• _Extracted data entries_:
# # # # #
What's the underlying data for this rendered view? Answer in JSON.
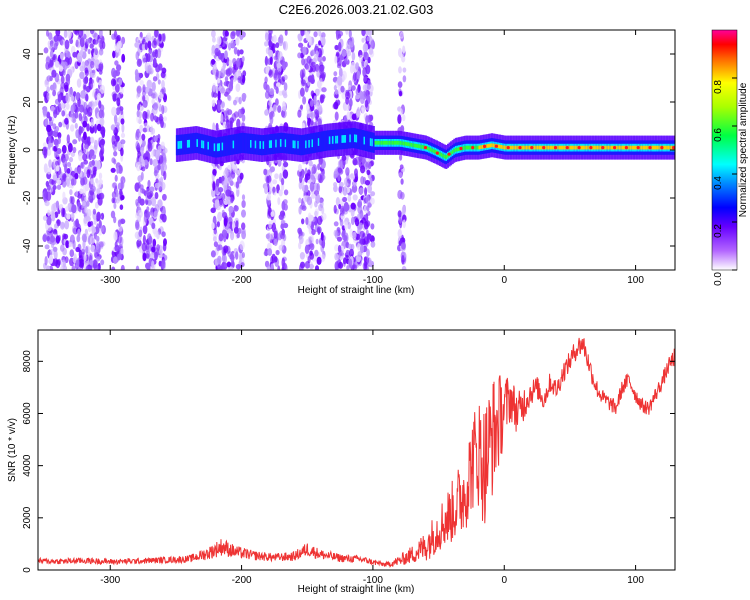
{
  "figure_title": "C2E6.2026.003.21.02.G03",
  "chart_data": [
    {
      "type": "heatmap",
      "title": "C2E6.2026.003.21.02.G03",
      "xlabel": "Height of straight line (km)",
      "ylabel": "Frequency (Hz)",
      "xlim": [
        -355,
        130
      ],
      "ylim": [
        -50,
        50
      ],
      "x_ticks": [
        -300,
        -200,
        -100,
        0,
        100
      ],
      "y_ticks": [
        -40,
        -20,
        0,
        20,
        40
      ],
      "grid": false,
      "colorbar": {
        "label": "Normalized spectral amplitude",
        "range": [
          0,
          1
        ],
        "ticks": [
          0.0,
          0.2,
          0.4,
          0.6,
          0.8
        ],
        "colors": [
          "#ffffff",
          "#9900ff",
          "#0000ff",
          "#00ffff",
          "#00ff00",
          "#ffff00",
          "#ff0000",
          "#ff0099"
        ]
      },
      "signal_track": {
        "x": [
          -250,
          -235,
          -220,
          -200,
          -185,
          -170,
          -155,
          -135,
          -115,
          -100,
          -90,
          -80,
          -70,
          -60,
          -52,
          -45,
          -38,
          -30,
          -20,
          -10,
          0,
          10,
          30,
          60,
          90,
          130
        ],
        "frequency": [
          2,
          3,
          1,
          3,
          2,
          3,
          2,
          4,
          5,
          3,
          3,
          3,
          2,
          1,
          -1,
          -3,
          0,
          1,
          1,
          2,
          1,
          1,
          1,
          1,
          1,
          1
        ]
      },
      "noise_columns_x": [
        [
          -350,
          -305
        ],
        [
          -298,
          -290
        ],
        [
          -280,
          -258
        ],
        [
          -222,
          -198
        ],
        [
          -182,
          -166
        ],
        [
          -156,
          -137
        ],
        [
          -129,
          -100
        ],
        [
          -80,
          -76
        ]
      ]
    },
    {
      "type": "line",
      "title": "",
      "xlabel": "Height of straight line (km)",
      "ylabel": "SNR (10 * v/v)",
      "xlim": [
        -355,
        130
      ],
      "ylim": [
        0,
        9200
      ],
      "x_ticks": [
        -300,
        -200,
        -100,
        0,
        100
      ],
      "y_ticks": [
        0,
        2000,
        4000,
        6000,
        8000
      ],
      "grid": false,
      "series": [
        {
          "color": "#ee3333",
          "x": [
            -355,
            -340,
            -320,
            -300,
            -280,
            -260,
            -240,
            -225,
            -215,
            -205,
            -190,
            -175,
            -160,
            -150,
            -140,
            -130,
            -120,
            -110,
            -100,
            -90,
            -80,
            -70,
            -60,
            -50,
            -40,
            -30,
            -25,
            -20,
            -15,
            -10,
            -5,
            0,
            5,
            10,
            15,
            20,
            25,
            30,
            35,
            40,
            45,
            50,
            55,
            60,
            65,
            70,
            75,
            80,
            85,
            90,
            95,
            100,
            105,
            110,
            115,
            120,
            125,
            130
          ],
          "y": [
            350,
            330,
            360,
            320,
            340,
            380,
            420,
            650,
            900,
            700,
            550,
            480,
            520,
            800,
            600,
            500,
            430,
            420,
            300,
            200,
            350,
            600,
            900,
            1600,
            2200,
            3000,
            4000,
            4600,
            4000,
            5000,
            5600,
            6200,
            6600,
            6000,
            6400,
            6800,
            7000,
            6500,
            7200,
            6900,
            7600,
            8000,
            8500,
            8700,
            7800,
            7000,
            6600,
            6400,
            6200,
            7000,
            7300,
            6700,
            6300,
            6200,
            6700,
            7200,
            7800,
            8200
          ],
          "noise_amplitude": [
            110,
            110,
            120,
            110,
            110,
            120,
            140,
            250,
            350,
            250,
            180,
            160,
            180,
            280,
            200,
            170,
            150,
            140,
            110,
            90,
            200,
            350,
            600,
            900,
            1200,
            1600,
            1800,
            2200,
            2400,
            2400,
            2000,
            1300,
            900,
            800,
            700,
            500,
            450,
            400,
            400,
            380,
            400,
            400,
            420,
            450,
            400,
            350,
            320,
            300,
            300,
            320,
            320,
            300,
            280,
            280,
            300,
            300,
            320,
            350
          ]
        }
      ]
    }
  ]
}
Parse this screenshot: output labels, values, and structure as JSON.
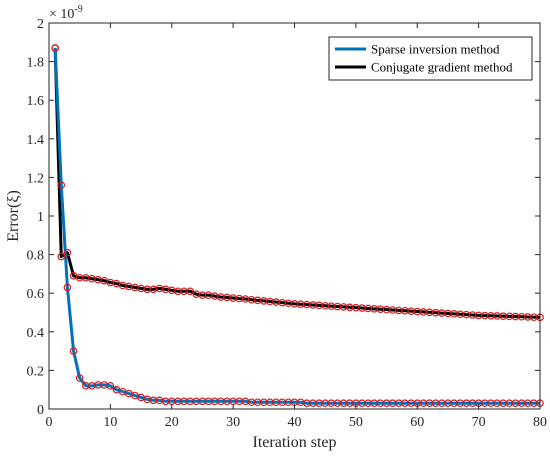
{
  "chart_data": {
    "type": "line",
    "xlabel": "Iteration step",
    "ylabel": "Error(ξ)",
    "y_exponent": "× 10",
    "y_exponent_power": "-9",
    "xlim": [
      0,
      80
    ],
    "ylim": [
      0,
      2
    ],
    "x_ticks": [
      "0",
      "10",
      "20",
      "30",
      "40",
      "50",
      "60",
      "70",
      "80"
    ],
    "y_ticks": [
      "0",
      "0.2",
      "0.4",
      "0.6",
      "0.8",
      "1",
      "1.2",
      "1.4",
      "1.6",
      "1.8",
      "2"
    ],
    "grid": false,
    "legend_position": "top-right",
    "marker_color": "#d7191c",
    "series": [
      {
        "name": "Sparse inversion method",
        "color": "#0072bd",
        "x": [
          1,
          2,
          3,
          4,
          5,
          6,
          7,
          8,
          9,
          10,
          11,
          12,
          13,
          14,
          15,
          16,
          17,
          18,
          19,
          20,
          21,
          22,
          23,
          24,
          25,
          26,
          27,
          28,
          29,
          30,
          31,
          32,
          33,
          34,
          35,
          36,
          37,
          38,
          39,
          40,
          41,
          42,
          43,
          44,
          45,
          46,
          47,
          48,
          49,
          50,
          51,
          52,
          53,
          54,
          55,
          56,
          57,
          58,
          59,
          60,
          61,
          62,
          63,
          64,
          65,
          66,
          67,
          68,
          69,
          70,
          71,
          72,
          73,
          74,
          75,
          76,
          77,
          78,
          79,
          80
        ],
        "values": [
          1.87,
          1.16,
          0.63,
          0.3,
          0.16,
          0.12,
          0.12,
          0.125,
          0.125,
          0.12,
          0.1,
          0.09,
          0.08,
          0.07,
          0.06,
          0.05,
          0.045,
          0.045,
          0.04,
          0.04,
          0.04,
          0.04,
          0.04,
          0.04,
          0.04,
          0.04,
          0.04,
          0.04,
          0.04,
          0.04,
          0.04,
          0.04,
          0.035,
          0.035,
          0.035,
          0.035,
          0.035,
          0.035,
          0.035,
          0.035,
          0.035,
          0.03,
          0.03,
          0.03,
          0.03,
          0.03,
          0.03,
          0.03,
          0.03,
          0.03,
          0.03,
          0.03,
          0.03,
          0.03,
          0.03,
          0.03,
          0.03,
          0.03,
          0.03,
          0.03,
          0.03,
          0.03,
          0.03,
          0.03,
          0.03,
          0.03,
          0.03,
          0.03,
          0.03,
          0.03,
          0.03,
          0.03,
          0.03,
          0.03,
          0.03,
          0.03,
          0.03,
          0.03,
          0.03,
          0.03
        ]
      },
      {
        "name": "Conjugate gradient method",
        "color": "#000000",
        "x": [
          1,
          2,
          3,
          4,
          5,
          6,
          7,
          8,
          9,
          10,
          11,
          12,
          13,
          14,
          15,
          16,
          17,
          18,
          19,
          20,
          21,
          22,
          23,
          24,
          25,
          26,
          27,
          28,
          29,
          30,
          31,
          32,
          33,
          34,
          35,
          36,
          37,
          38,
          39,
          40,
          41,
          42,
          43,
          44,
          45,
          46,
          47,
          48,
          49,
          50,
          51,
          52,
          53,
          54,
          55,
          56,
          57,
          58,
          59,
          60,
          61,
          62,
          63,
          64,
          65,
          66,
          67,
          68,
          69,
          70,
          71,
          72,
          73,
          74,
          75,
          76,
          77,
          78,
          79,
          80
        ],
        "values": [
          1.87,
          0.79,
          0.81,
          0.69,
          0.68,
          0.68,
          0.675,
          0.67,
          0.665,
          0.655,
          0.65,
          0.64,
          0.635,
          0.63,
          0.625,
          0.62,
          0.62,
          0.625,
          0.62,
          0.615,
          0.61,
          0.61,
          0.61,
          0.595,
          0.59,
          0.59,
          0.585,
          0.58,
          0.578,
          0.575,
          0.572,
          0.57,
          0.566,
          0.563,
          0.56,
          0.557,
          0.554,
          0.551,
          0.548,
          0.545,
          0.543,
          0.541,
          0.539,
          0.537,
          0.535,
          0.533,
          0.531,
          0.529,
          0.527,
          0.525,
          0.523,
          0.521,
          0.519,
          0.517,
          0.515,
          0.513,
          0.511,
          0.509,
          0.507,
          0.505,
          0.503,
          0.501,
          0.499,
          0.497,
          0.495,
          0.493,
          0.491,
          0.489,
          0.487,
          0.485,
          0.484,
          0.483,
          0.482,
          0.481,
          0.48,
          0.479,
          0.478,
          0.477,
          0.476,
          0.475
        ]
      }
    ]
  }
}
# # # # #
• _Task to complete_: In the entries above, find every line with the word "this" and list it.

• _Answer to the problem_:
What's the underlying data for this rendered view? Answer in JSON.
Parse this screenshot: output labels, values, and structure as JSON.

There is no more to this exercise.